— Goal —
Once the pictures are set aside, transcribe the remaining data exactly.

— BEGIN Raw records —

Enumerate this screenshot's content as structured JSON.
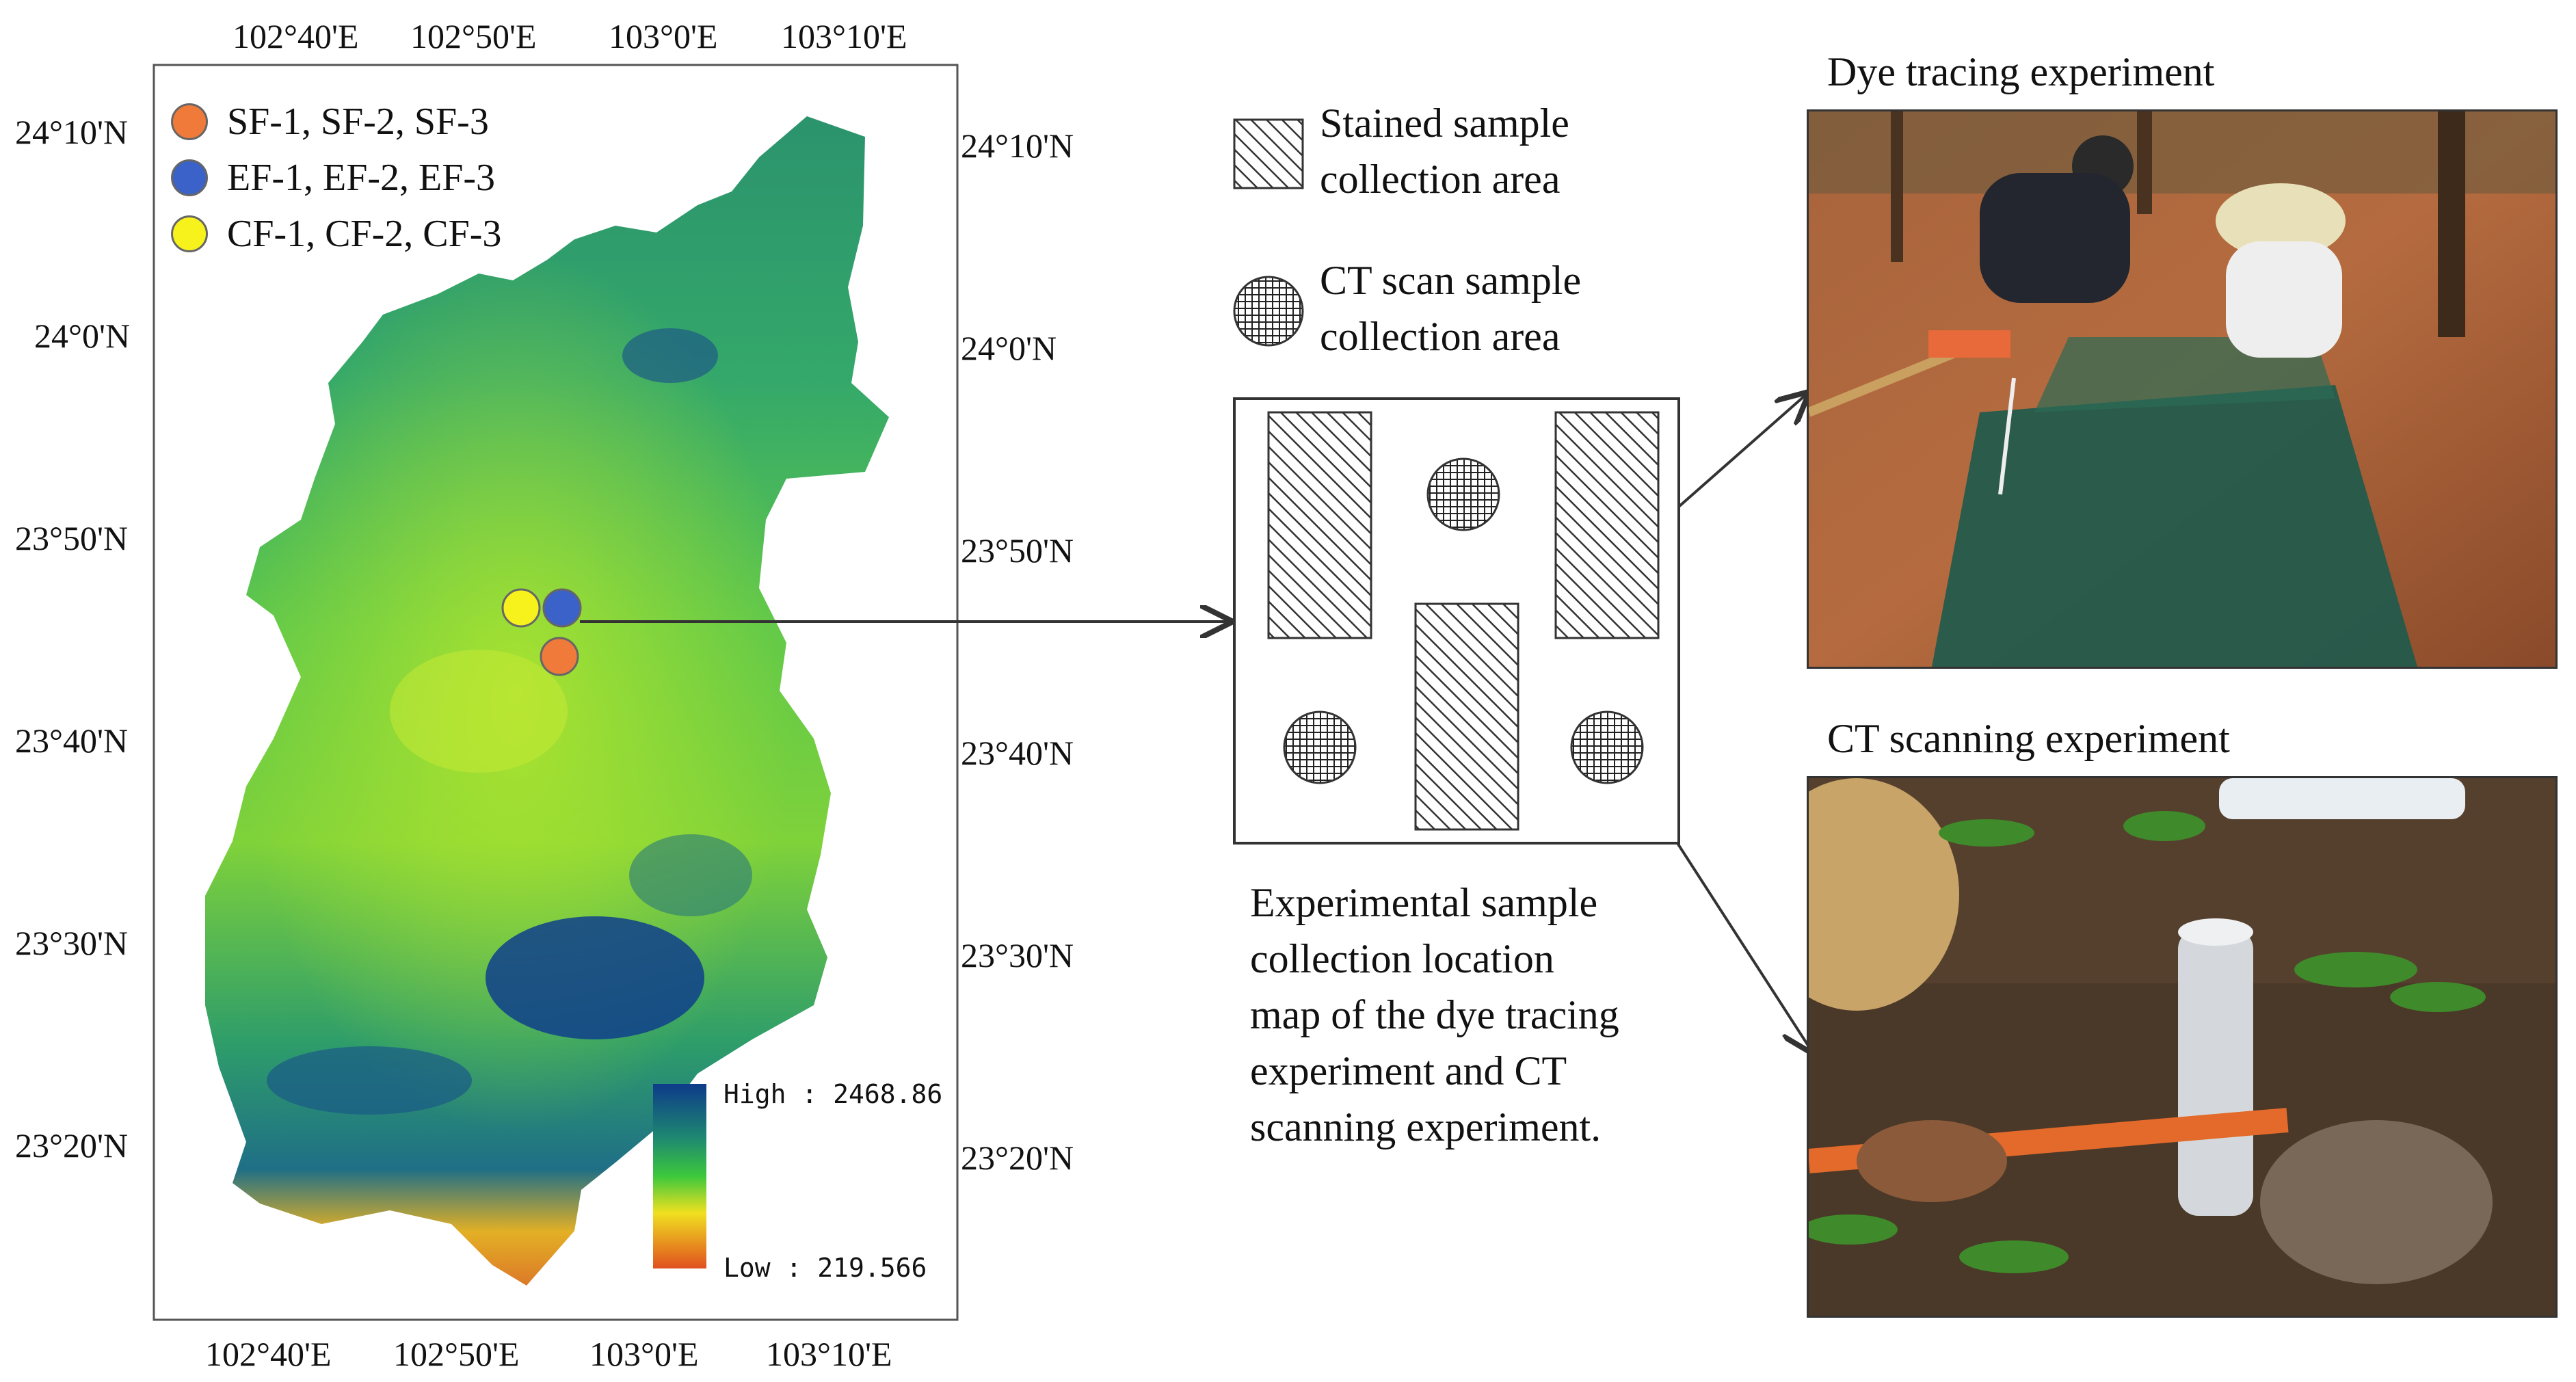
{
  "map": {
    "top_lon_labels": [
      "102°40'E",
      "102°50'E",
      "103°0'E",
      "103°10'E"
    ],
    "bottom_lon_labels": [
      "102°40'E",
      "102°50'E",
      "103°0'E",
      "103°10'E"
    ],
    "left_lat_labels": [
      "24°10'N",
      "24°0'N",
      "23°50'N",
      "23°40'N",
      "23°30'N",
      "23°20'N"
    ],
    "right_lat_labels": [
      "24°10'N",
      "24°0'N",
      "23°50'N",
      "23°40'N",
      "23°30'N",
      "23°20'N"
    ],
    "legend": [
      {
        "label": "SF-1, SF-2, SF-3",
        "color": "#f07a3a"
      },
      {
        "label": "EF-1, EF-2, EF-3",
        "color": "#3b62c8"
      },
      {
        "label": "CF-1, CF-2, CF-3",
        "color": "#f7f21c"
      }
    ],
    "colorbar": {
      "high_label": "High : 2468.86",
      "low_label": "Low : 219.566"
    }
  },
  "diagram": {
    "stained_label": [
      "Stained sample",
      "collection area"
    ],
    "ct_label": [
      "CT scan sample",
      "collection area"
    ],
    "caption": [
      "Experimental sample",
      "collection location",
      "map of the dye tracing",
      "experiment and CT",
      "scanning experiment."
    ]
  },
  "photos": {
    "dye_title": "Dye tracing experiment",
    "ct_title": "CT scanning experiment"
  }
}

— END Raw records —

— Solution to the exercise —
Enumerate this screenshot's content as structured JSON.
{
  "map": {
    "top_lon_labels": [
      "102°40'E",
      "102°50'E",
      "103°0'E",
      "103°10'E"
    ],
    "bottom_lon_labels": [
      "102°40'E",
      "102°50'E",
      "103°0'E",
      "103°10'E"
    ],
    "left_lat_labels": [
      "24°10'N",
      "24°0'N",
      "23°50'N",
      "23°40'N",
      "23°30'N",
      "23°20'N"
    ],
    "right_lat_labels": [
      "24°10'N",
      "24°0'N",
      "23°50'N",
      "23°40'N",
      "23°30'N",
      "23°20'N"
    ],
    "legend": [
      {
        "label": "SF-1, SF-2, SF-3",
        "color": "#f07a3a"
      },
      {
        "label": "EF-1, EF-2, EF-3",
        "color": "#3b62c8"
      },
      {
        "label": "CF-1, CF-2, CF-3",
        "color": "#f7f21c"
      }
    ],
    "colorbar": {
      "high_label": "High : 2468.86",
      "low_label": "Low : 219.566"
    }
  },
  "diagram": {
    "stained_label": [
      "Stained sample",
      "collection area"
    ],
    "ct_label": [
      "CT scan sample",
      "collection area"
    ],
    "caption": [
      "Experimental sample",
      "collection location",
      "map of the dye tracing",
      "experiment and CT",
      "scanning experiment."
    ]
  },
  "photos": {
    "dye_title": "Dye tracing experiment",
    "ct_title": "CT scanning experiment"
  }
}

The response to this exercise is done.